-- Start of Data for the task --
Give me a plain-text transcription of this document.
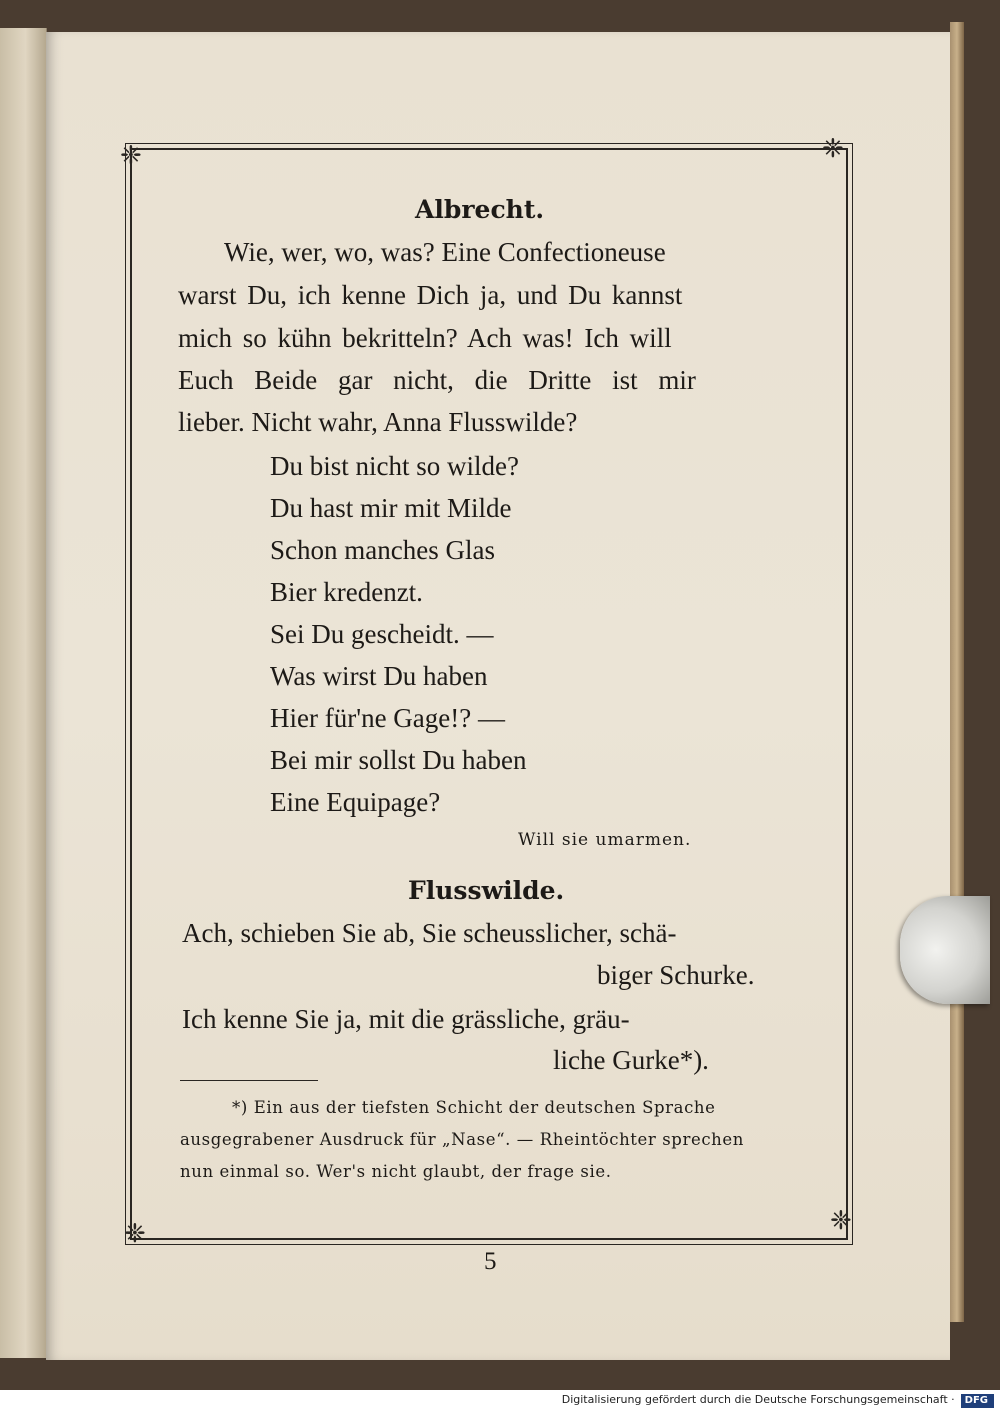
❈	❈
❈	❈
Albrecht.
Wie, wer, wo, was? Eine Confectioneuse
warst Du, ich kenne Dich ja, und Du kannst
mich so kühn bekritteln? Ach was! Ich will
Euch Beide gar nicht, die Dritte ist mir
lieber. Nicht wahr, Anna Flusswilde?
Du bist nicht so wilde?
Du hast mir mit Milde
Schon manches Glas
Bier kredenzt.
Sei Du gescheidt. —
Was wirst Du haben
Hier für'ne Gage!? —
Bei mir sollst Du haben
Eine Equipage?
Will sie umarmen.
Flusswilde.
Ach, schieben Sie ab, Sie scheusslicher, schä-
biger Schurke.
Ich kenne Sie ja, mit die grässliche, gräu-
liche Gurke*).
*) Ein aus der tiefsten Schicht der deutschen Sprache
ausgegrabener Ausdruck für „Nase“. — Rheintöchter sprechen
nun einmal so. Wer's nicht glaubt, der frage sie.
5
Digitalisierung gefördert durch die Deutsche Forschungsgemeinschaft · DFG
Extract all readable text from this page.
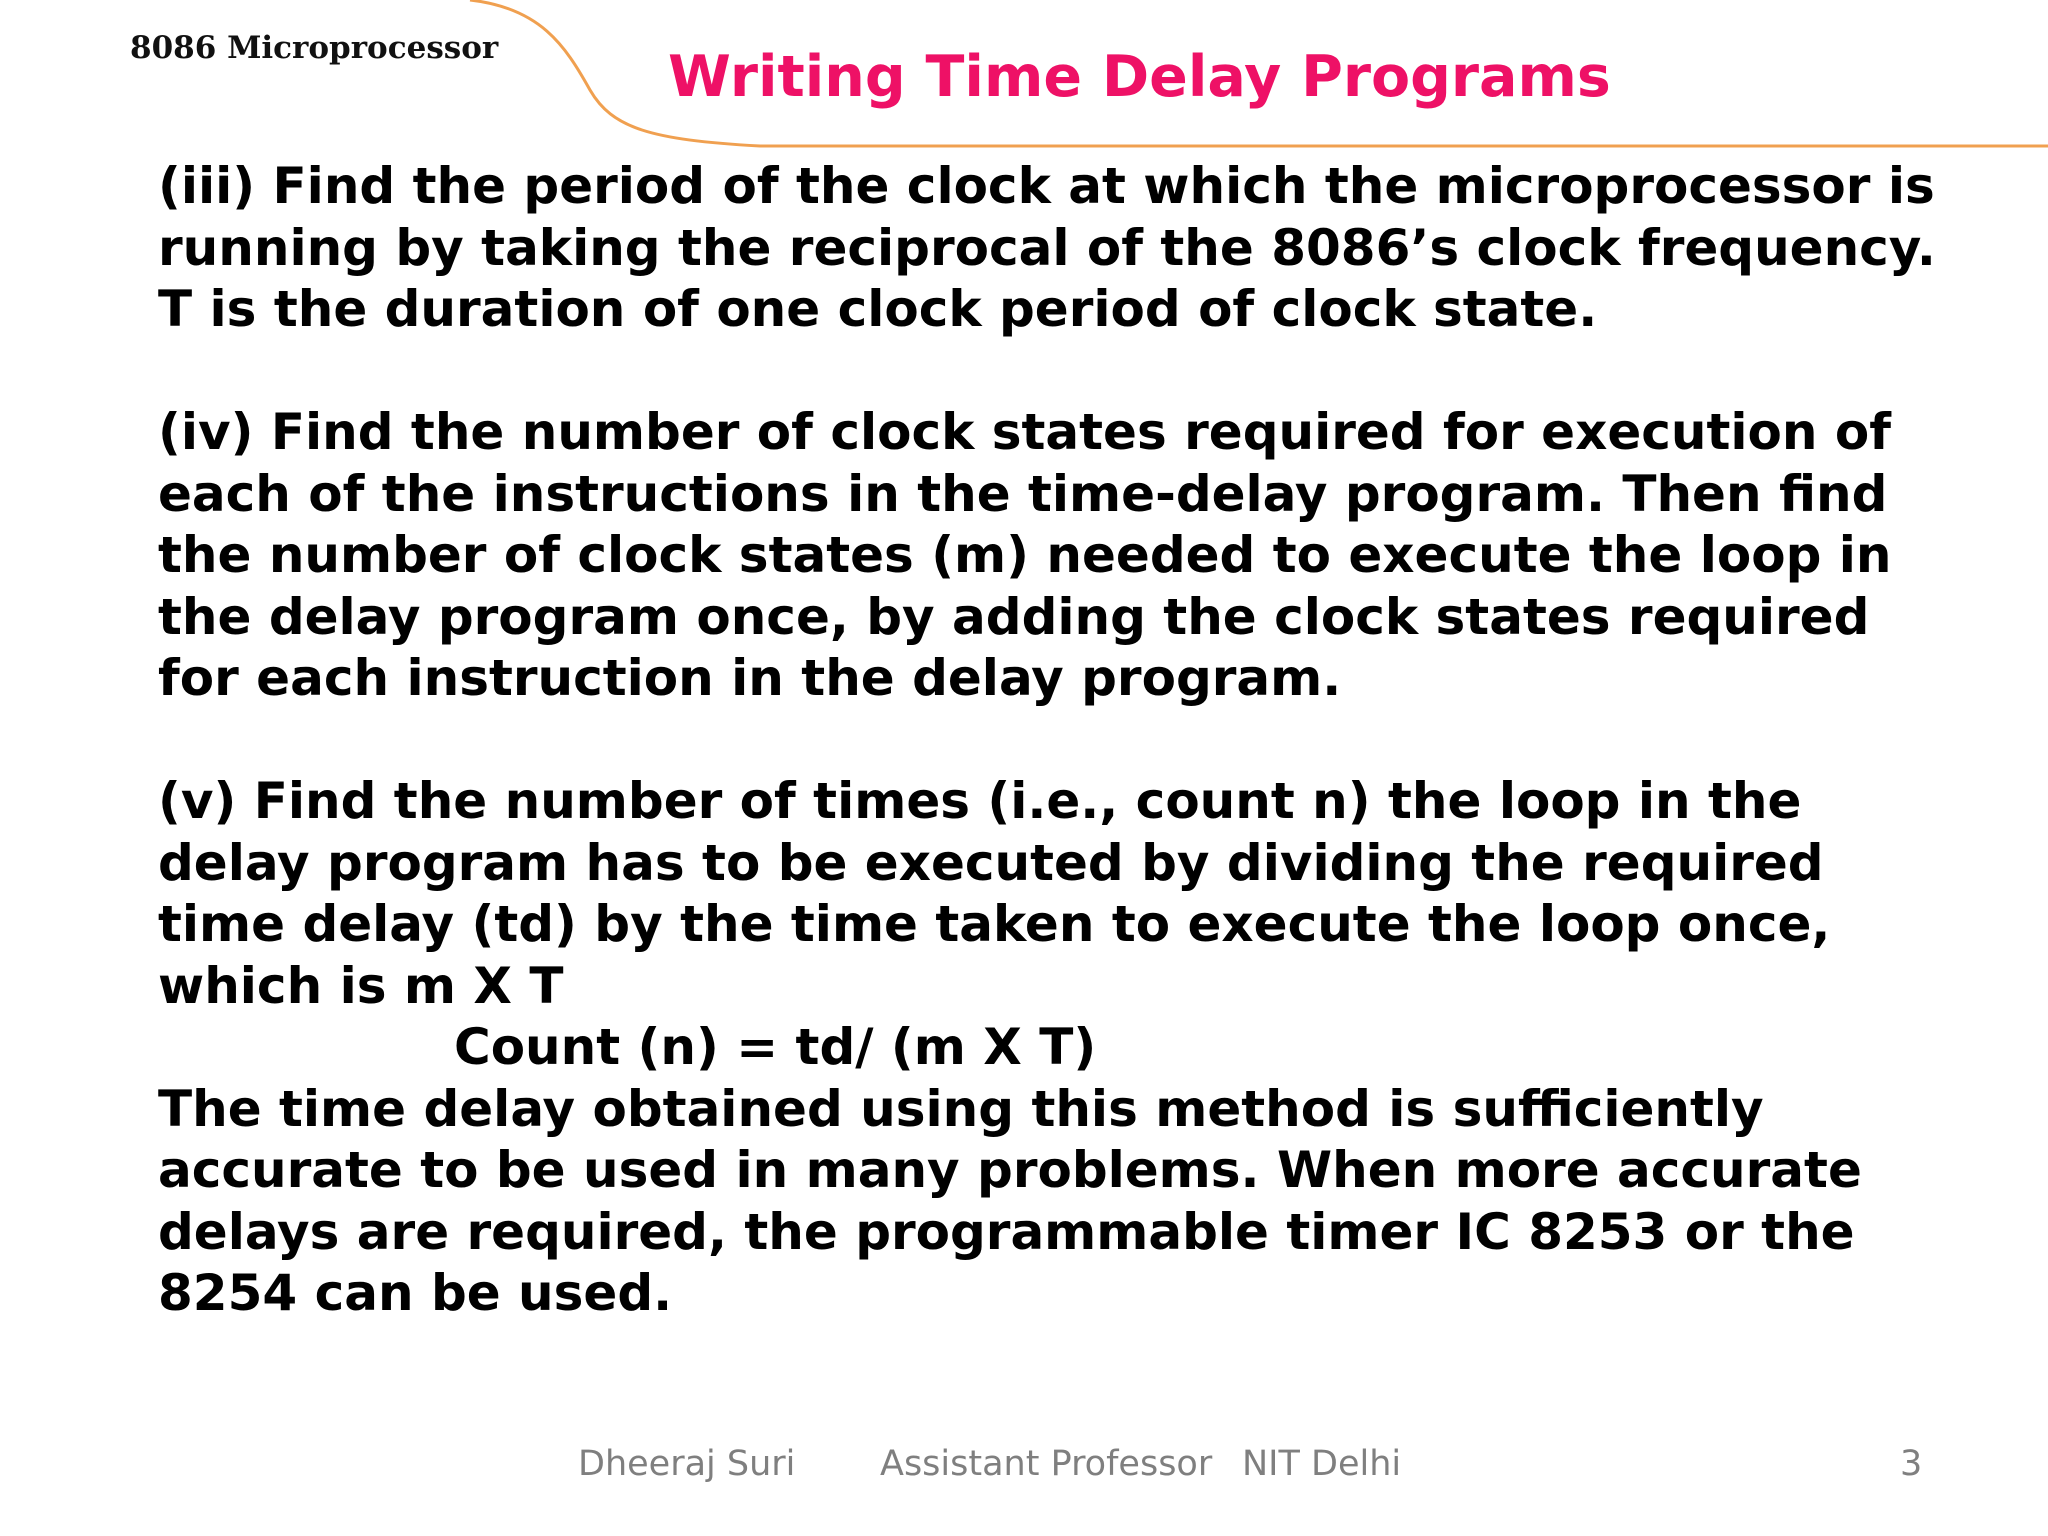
8086 Microprocessor	Writing Time Delay Programs
(iii) Find the period of the clock at which the microprocessor is
running by taking the reciprocal of the 8086’s clock frequency.
T is the duration of one clock period of clock state.
(iv) Find the number of clock states required for execution of
each of the instructions in the time-delay program. Then find
the number of clock states (m) needed to execute the loop in
the delay program once, by adding the clock states required
for each instruction in the delay program.
(v) Find the number of times (i.e., count n) the loop in the
delay program has to be executed by dividing the required
time delay (td) by the time taken to execute the loop once,
which is m X T
Count (n) = td/ (m X T)
The time delay obtained using this method is sufficiently
accurate to be used in many problems. When more accurate
delays are required, the programmable timer IC 8253 or the
8254 can be used.
Dheeraj Suri Assistant Professor NIT Delhi	3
-- End of Data for the task --
§ **The request**: Wherever the string "each" appears in the entries above, list that line.

§ **Correct response**:
each of the instructions in the time-delay program. Then find
for each instruction in the delay program.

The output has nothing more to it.